§ **EXERCISE DETAILS**: Search the data below for the word "данным" and copy each line that holds it.

-- START OF PROVIDED DATA --

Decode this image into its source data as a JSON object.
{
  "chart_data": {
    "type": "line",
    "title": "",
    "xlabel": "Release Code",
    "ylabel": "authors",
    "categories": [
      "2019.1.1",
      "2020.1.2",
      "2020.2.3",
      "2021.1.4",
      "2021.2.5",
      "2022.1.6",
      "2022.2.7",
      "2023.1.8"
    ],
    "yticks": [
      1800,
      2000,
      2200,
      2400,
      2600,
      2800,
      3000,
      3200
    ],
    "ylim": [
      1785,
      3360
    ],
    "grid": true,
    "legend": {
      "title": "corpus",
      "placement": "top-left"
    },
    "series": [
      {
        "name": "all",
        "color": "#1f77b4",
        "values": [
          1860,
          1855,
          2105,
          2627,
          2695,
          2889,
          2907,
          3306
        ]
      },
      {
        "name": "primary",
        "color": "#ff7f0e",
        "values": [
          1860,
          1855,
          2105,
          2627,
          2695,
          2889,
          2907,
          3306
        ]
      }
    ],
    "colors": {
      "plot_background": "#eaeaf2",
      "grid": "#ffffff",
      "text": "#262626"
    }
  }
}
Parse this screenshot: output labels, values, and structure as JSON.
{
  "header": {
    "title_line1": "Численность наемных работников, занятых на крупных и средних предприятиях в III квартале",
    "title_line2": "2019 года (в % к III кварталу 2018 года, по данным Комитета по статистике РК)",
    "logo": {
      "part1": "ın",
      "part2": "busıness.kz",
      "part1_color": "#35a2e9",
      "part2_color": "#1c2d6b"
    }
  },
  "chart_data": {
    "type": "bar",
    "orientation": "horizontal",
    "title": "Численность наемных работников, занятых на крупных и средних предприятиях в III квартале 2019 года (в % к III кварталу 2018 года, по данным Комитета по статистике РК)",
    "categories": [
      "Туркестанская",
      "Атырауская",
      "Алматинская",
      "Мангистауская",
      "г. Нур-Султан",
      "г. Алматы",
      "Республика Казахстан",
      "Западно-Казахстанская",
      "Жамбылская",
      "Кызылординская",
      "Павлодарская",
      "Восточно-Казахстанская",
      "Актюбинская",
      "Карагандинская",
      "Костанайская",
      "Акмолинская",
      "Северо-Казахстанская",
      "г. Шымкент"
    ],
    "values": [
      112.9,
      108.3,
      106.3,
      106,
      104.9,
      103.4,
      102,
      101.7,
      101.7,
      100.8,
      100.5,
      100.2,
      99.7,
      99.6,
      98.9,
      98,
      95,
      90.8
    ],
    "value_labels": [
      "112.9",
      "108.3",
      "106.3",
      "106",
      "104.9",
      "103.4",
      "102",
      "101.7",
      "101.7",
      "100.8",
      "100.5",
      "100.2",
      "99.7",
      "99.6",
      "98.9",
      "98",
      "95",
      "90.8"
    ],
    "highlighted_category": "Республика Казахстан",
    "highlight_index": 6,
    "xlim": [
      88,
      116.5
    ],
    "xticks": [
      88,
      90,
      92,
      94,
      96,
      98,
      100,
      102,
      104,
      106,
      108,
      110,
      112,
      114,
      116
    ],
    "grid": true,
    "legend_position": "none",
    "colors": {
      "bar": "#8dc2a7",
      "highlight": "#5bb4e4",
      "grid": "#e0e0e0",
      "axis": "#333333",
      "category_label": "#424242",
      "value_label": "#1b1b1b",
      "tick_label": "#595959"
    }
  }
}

-- END OF PROVIDED DATA --

§ **RESULT OF THIS TASK**:
    "title_line2": "2019 года (в % к III кварталу 2018 года, по данным Комитета по статистике РК)",
    "title": "Численность наемных работников, занятых на крупных и средних предприятиях в III квартале 2019 года (в % к III кварталу 2018 года, по данным Комитета по статистике РК)",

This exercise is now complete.